• _To do_: Read the data and repeat all of it exactly.

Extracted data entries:
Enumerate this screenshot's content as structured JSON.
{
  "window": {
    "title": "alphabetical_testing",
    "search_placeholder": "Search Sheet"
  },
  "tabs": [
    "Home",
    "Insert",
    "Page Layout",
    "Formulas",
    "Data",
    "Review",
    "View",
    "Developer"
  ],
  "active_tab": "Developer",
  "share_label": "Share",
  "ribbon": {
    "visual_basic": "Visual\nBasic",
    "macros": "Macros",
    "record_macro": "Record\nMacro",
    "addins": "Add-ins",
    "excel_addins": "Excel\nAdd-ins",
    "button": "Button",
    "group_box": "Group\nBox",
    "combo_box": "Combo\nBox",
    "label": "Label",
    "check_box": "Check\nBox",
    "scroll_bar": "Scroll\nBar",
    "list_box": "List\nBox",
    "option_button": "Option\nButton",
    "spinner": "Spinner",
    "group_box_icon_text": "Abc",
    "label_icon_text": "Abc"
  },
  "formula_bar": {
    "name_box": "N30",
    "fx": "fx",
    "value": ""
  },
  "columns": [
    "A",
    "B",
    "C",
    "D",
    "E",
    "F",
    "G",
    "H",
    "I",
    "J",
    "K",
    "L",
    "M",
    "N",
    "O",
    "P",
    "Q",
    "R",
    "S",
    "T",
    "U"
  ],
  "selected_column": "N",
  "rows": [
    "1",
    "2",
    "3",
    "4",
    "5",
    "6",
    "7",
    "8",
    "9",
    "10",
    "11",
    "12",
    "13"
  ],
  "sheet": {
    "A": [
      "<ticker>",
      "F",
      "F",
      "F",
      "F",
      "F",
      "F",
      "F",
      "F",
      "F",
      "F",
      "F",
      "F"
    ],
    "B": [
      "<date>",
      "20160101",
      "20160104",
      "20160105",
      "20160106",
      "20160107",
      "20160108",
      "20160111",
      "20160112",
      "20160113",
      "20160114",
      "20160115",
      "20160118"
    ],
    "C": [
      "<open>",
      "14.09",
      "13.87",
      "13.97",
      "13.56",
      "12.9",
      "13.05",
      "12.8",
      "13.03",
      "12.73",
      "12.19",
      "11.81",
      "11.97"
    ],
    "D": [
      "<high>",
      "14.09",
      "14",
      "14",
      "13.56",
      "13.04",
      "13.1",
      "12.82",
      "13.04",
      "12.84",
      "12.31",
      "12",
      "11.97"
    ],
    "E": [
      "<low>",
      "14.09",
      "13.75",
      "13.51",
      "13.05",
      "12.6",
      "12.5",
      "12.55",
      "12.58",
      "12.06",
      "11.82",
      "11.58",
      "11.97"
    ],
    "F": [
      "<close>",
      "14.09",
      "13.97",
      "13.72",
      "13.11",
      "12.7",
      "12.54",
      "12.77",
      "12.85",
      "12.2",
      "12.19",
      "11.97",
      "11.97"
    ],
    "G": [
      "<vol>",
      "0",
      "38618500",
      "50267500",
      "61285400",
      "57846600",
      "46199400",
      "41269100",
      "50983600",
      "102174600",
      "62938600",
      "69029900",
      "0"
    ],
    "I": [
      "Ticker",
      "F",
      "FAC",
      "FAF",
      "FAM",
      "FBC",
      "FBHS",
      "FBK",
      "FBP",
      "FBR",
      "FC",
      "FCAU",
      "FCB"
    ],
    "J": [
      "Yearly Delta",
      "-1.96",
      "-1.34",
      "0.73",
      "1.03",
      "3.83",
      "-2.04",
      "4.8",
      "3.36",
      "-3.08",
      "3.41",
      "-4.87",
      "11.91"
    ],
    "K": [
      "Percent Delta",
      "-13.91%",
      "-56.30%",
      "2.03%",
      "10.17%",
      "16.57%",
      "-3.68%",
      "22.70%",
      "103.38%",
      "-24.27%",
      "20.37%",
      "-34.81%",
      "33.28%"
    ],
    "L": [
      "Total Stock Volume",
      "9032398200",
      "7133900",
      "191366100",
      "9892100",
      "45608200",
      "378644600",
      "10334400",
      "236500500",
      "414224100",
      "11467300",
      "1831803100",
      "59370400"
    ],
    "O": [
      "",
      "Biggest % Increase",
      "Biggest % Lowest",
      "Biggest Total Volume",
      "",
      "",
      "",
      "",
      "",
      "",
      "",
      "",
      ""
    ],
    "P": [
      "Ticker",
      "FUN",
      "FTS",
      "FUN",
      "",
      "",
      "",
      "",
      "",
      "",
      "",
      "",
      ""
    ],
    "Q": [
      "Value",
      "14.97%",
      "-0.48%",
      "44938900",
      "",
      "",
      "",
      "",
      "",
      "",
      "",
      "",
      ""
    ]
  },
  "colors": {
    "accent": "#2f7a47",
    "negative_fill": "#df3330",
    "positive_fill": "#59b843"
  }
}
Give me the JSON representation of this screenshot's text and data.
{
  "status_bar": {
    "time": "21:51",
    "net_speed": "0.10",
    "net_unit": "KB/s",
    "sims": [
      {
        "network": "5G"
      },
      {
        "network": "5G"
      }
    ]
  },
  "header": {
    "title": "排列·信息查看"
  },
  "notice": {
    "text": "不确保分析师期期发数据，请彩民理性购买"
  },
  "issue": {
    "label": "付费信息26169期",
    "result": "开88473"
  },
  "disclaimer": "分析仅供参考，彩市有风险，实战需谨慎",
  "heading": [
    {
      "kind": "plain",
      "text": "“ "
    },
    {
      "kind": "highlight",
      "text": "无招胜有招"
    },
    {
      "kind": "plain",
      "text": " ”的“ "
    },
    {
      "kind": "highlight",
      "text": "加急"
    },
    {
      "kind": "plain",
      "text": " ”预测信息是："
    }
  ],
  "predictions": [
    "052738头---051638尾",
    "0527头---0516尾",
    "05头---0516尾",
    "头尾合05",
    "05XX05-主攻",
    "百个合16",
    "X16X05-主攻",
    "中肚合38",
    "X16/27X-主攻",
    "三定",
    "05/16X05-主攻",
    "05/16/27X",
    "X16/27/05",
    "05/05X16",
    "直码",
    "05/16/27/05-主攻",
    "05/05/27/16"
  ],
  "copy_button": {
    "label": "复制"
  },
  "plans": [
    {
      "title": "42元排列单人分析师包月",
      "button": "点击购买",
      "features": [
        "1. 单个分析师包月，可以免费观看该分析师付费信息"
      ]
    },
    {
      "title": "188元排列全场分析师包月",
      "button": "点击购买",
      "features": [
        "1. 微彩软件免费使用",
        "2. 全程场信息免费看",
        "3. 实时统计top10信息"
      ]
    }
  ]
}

• _Task response_:
Enumerate this screenshot's content as structured JSON.
{
  "window": {
    "title": "alphabetical_testing",
    "search_placeholder": "Search Sheet"
  },
  "tabs": [
    "Home",
    "Insert",
    "Page Layout",
    "Formulas",
    "Data",
    "Review",
    "View",
    "Developer"
  ],
  "active_tab": "Developer",
  "share_label": "Share",
  "ribbon": {
    "visual_basic": "Visual\nBasic",
    "macros": "Macros",
    "record_macro": "Record\nMacro",
    "addins": "Add-ins",
    "excel_addins": "Excel\nAdd-ins",
    "button": "Button",
    "group_box": "Group\nBox",
    "combo_box": "Combo\nBox",
    "label": "Label",
    "check_box": "Check\nBox",
    "scroll_bar": "Scroll\nBar",
    "list_box": "List\nBox",
    "option_button": "Option\nButton",
    "spinner": "Spinner",
    "group_box_icon_text": "Abc",
    "label_icon_text": "Abc"
  },
  "formula_bar": {
    "name_box": "N30",
    "fx": "fx",
    "value": ""
  },
  "columns": [
    "A",
    "B",
    "C",
    "D",
    "E",
    "F",
    "G",
    "H",
    "I",
    "J",
    "K",
    "L",
    "M",
    "N",
    "O",
    "P",
    "Q",
    "R",
    "S",
    "T",
    "U"
  ],
  "selected_column": "N",
  "rows": [
    "1",
    "2",
    "3",
    "4",
    "5",
    "6",
    "7",
    "8",
    "9",
    "10",
    "11",
    "12",
    "13"
  ],
  "sheet": {
    "A": [
      "<ticker>",
      "F",
      "F",
      "F",
      "F",
      "F",
      "F",
      "F",
      "F",
      "F",
      "F",
      "F",
      "F"
    ],
    "B": [
      "<date>",
      "20160101",
      "20160104",
      "20160105",
      "20160106",
      "20160107",
      "20160108",
      "20160111",
      "20160112",
      "20160113",
      "20160114",
      "20160115",
      "20160118"
    ],
    "C": [
      "<open>",
      "14.09",
      "13.87",
      "13.97",
      "13.56",
      "12.9",
      "13.05",
      "12.8",
      "13.03",
      "12.73",
      "12.19",
      "11.81",
      "11.97"
    ],
    "D": [
      "<high>",
      "14.09",
      "14",
      "14",
      "13.56",
      "13.04",
      "13.1",
      "12.82",
      "13.04",
      "12.84",
      "12.31",
      "12",
      "11.97"
    ],
    "E": [
      "<low>",
      "14.09",
      "13.75",
      "13.51",
      "13.05",
      "12.6",
      "12.5",
      "12.55",
      "12.58",
      "12.06",
      "11.82",
      "11.58",
      "11.97"
    ],
    "F": [
      "<close>",
      "14.09",
      "13.97",
      "13.72",
      "13.11",
      "12.7",
      "12.54",
      "12.77",
      "12.85",
      "12.2",
      "12.19",
      "11.97",
      "11.97"
    ],
    "G": [
      "<vol>",
      "0",
      "38618500",
      "50267500",
      "61285400",
      "57846600",
      "46199400",
      "41269100",
      "50983600",
      "102174600",
      "62938600",
      "69029900",
      "0"
    ],
    "I": [
      "Ticker",
      "F",
      "FAC",
      "FAF",
      "FAM",
      "FBC",
      "FBHS",
      "FBK",
      "FBP",
      "FBR",
      "FC",
      "FCAU",
      "FCB"
    ],
    "J": [
      "Yearly Delta",
      "-1.96",
      "-1.34",
      "0.73",
      "1.03",
      "3.83",
      "-2.04",
      "4.8",
      "3.36",
      "-3.08",
      "3.41",
      "-4.87",
      "11.91"
    ],
    "K": [
      "Percent Delta",
      "-13.91%",
      "-56.30%",
      "2.03%",
      "10.17%",
      "16.57%",
      "-3.68%",
      "22.70%",
      "103.38%",
      "-24.27%",
      "20.37%",
      "-34.81%",
      "33.28%"
    ],
    "L": [
      "Total Stock Volume",
      "9032398200",
      "7133900",
      "191366100",
      "9892100",
      "45608200",
      "378644600",
      "10334400",
      "236500500",
      "414224100",
      "11467300",
      "1831803100",
      "59370400"
    ],
    "O": [
      "",
      "Biggest % Increase",
      "Biggest % Lowest",
      "Biggest Total Volume",
      "",
      "",
      "",
      "",
      "",
      "",
      "",
      "",
      ""
    ],
    "P": [
      "Ticker",
      "FUN",
      "FTS",
      "FUN",
      "",
      "",
      "",
      "",
      "",
      "",
      "",
      "",
      ""
    ],
    "Q": [
      "Value",
      "14.97%",
      "-0.48%",
      "44938900",
      "",
      "",
      "",
      "",
      "",
      "",
      "",
      "",
      ""
    ]
  },
  "colors": {
    "accent": "#2f7a47",
    "negative_fill": "#df3330",
    "positive_fill": "#59b843"
  }
}
Give me the JSON representation of this screenshot's text and data.
{
  "status_bar": {
    "time": "21:51",
    "net_speed": "0.10",
    "net_unit": "KB/s",
    "sims": [
      {
        "network": "5G"
      },
      {
        "network": "5G"
      }
    ]
  },
  "header": {
    "title": "排列·信息查看"
  },
  "notice": {
    "text": "不确保分析师期期发数据，请彩民理性购买"
  },
  "issue": {
    "label": "付费信息26169期",
    "result": "开88473"
  },
  "disclaimer": "分析仅供参考，彩市有风险，实战需谨慎",
  "heading": [
    {
      "kind": "plain",
      "text": "“ "
    },
    {
      "kind": "highlight",
      "text": "无招胜有招"
    },
    {
      "kind": "plain",
      "text": " ”的“ "
    },
    {
      "kind": "highlight",
      "text": "加急"
    },
    {
      "kind": "plain",
      "text": " ”预测信息是："
    }
  ],
  "predictions": [
    "052738头---051638尾",
    "0527头---0516尾",
    "05头---0516尾",
    "头尾合05",
    "05XX05-主攻",
    "百个合16",
    "X16X05-主攻",
    "中肚合38",
    "X16/27X-主攻",
    "三定",
    "05/16X05-主攻",
    "05/16/27X",
    "X16/27/05",
    "05/05X16",
    "直码",
    "05/16/27/05-主攻",
    "05/05/27/16"
  ],
  "copy_button": {
    "label": "复制"
  },
  "plans": [
    {
      "title": "42元排列单人分析师包月",
      "button": "点击购买",
      "features": [
        "1. 单个分析师包月，可以免费观看该分析师付费信息"
      ]
    },
    {
      "title": "188元排列全场分析师包月",
      "button": "点击购买",
      "features": [
        "1. 微彩软件免费使用",
        "2. 全程场信息免费看",
        "3. 实时统计top10信息"
      ]
    }
  ]
}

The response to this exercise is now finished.